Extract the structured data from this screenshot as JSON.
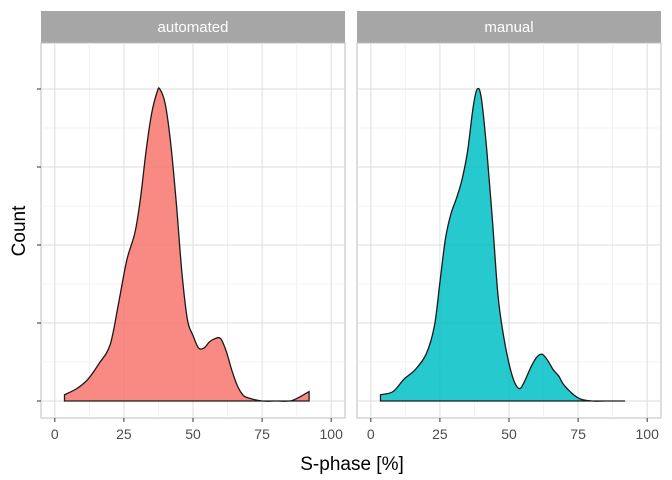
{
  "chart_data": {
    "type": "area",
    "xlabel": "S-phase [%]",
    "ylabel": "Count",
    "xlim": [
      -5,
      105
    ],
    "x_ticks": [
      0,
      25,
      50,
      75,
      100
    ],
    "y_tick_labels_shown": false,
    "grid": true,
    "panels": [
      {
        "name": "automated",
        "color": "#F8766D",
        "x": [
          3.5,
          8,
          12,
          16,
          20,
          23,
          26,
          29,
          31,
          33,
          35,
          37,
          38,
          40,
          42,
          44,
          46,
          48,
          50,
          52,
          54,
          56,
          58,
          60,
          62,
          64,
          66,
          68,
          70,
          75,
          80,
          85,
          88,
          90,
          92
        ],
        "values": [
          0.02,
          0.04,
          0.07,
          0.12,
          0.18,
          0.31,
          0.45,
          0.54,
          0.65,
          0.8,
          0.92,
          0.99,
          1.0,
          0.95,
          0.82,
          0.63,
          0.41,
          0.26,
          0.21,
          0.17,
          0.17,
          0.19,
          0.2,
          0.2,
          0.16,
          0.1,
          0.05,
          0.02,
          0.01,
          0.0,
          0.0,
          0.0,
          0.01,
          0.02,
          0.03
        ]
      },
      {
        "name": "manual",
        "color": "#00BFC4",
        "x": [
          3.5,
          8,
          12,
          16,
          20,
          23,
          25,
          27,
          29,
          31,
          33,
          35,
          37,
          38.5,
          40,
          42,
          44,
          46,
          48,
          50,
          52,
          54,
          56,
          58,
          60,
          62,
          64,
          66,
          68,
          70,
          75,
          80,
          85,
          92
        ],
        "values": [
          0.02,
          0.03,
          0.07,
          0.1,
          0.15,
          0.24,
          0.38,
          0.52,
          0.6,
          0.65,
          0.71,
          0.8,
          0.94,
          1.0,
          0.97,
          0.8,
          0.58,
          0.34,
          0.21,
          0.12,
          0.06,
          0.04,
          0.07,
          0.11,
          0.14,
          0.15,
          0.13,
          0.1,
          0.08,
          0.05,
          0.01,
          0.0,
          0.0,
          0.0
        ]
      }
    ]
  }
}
# # # # #
### Task directions:
Above are records to transcribe exactly; leave their pictures out.

### Result:
Extract the structured data from this screenshot as JSON.
{
  "chart_data": {
    "type": "area",
    "xlabel": "S-phase [%]",
    "ylabel": "Count",
    "xlim": [
      -5,
      105
    ],
    "x_ticks": [
      0,
      25,
      50,
      75,
      100
    ],
    "y_tick_labels_shown": false,
    "grid": true,
    "panels": [
      {
        "name": "automated",
        "color": "#F8766D",
        "x": [
          3.5,
          8,
          12,
          16,
          20,
          23,
          26,
          29,
          31,
          33,
          35,
          37,
          38,
          40,
          42,
          44,
          46,
          48,
          50,
          52,
          54,
          56,
          58,
          60,
          62,
          64,
          66,
          68,
          70,
          75,
          80,
          85,
          88,
          90,
          92
        ],
        "values": [
          0.02,
          0.04,
          0.07,
          0.12,
          0.18,
          0.31,
          0.45,
          0.54,
          0.65,
          0.8,
          0.92,
          0.99,
          1.0,
          0.95,
          0.82,
          0.63,
          0.41,
          0.26,
          0.21,
          0.17,
          0.17,
          0.19,
          0.2,
          0.2,
          0.16,
          0.1,
          0.05,
          0.02,
          0.01,
          0.0,
          0.0,
          0.0,
          0.01,
          0.02,
          0.03
        ]
      },
      {
        "name": "manual",
        "color": "#00BFC4",
        "x": [
          3.5,
          8,
          12,
          16,
          20,
          23,
          25,
          27,
          29,
          31,
          33,
          35,
          37,
          38.5,
          40,
          42,
          44,
          46,
          48,
          50,
          52,
          54,
          56,
          58,
          60,
          62,
          64,
          66,
          68,
          70,
          75,
          80,
          85,
          92
        ],
        "values": [
          0.02,
          0.03,
          0.07,
          0.1,
          0.15,
          0.24,
          0.38,
          0.52,
          0.6,
          0.65,
          0.71,
          0.8,
          0.94,
          1.0,
          0.97,
          0.8,
          0.58,
          0.34,
          0.21,
          0.12,
          0.06,
          0.04,
          0.07,
          0.11,
          0.14,
          0.15,
          0.13,
          0.1,
          0.08,
          0.05,
          0.01,
          0.0,
          0.0,
          0.0
        ]
      }
    ]
  }
}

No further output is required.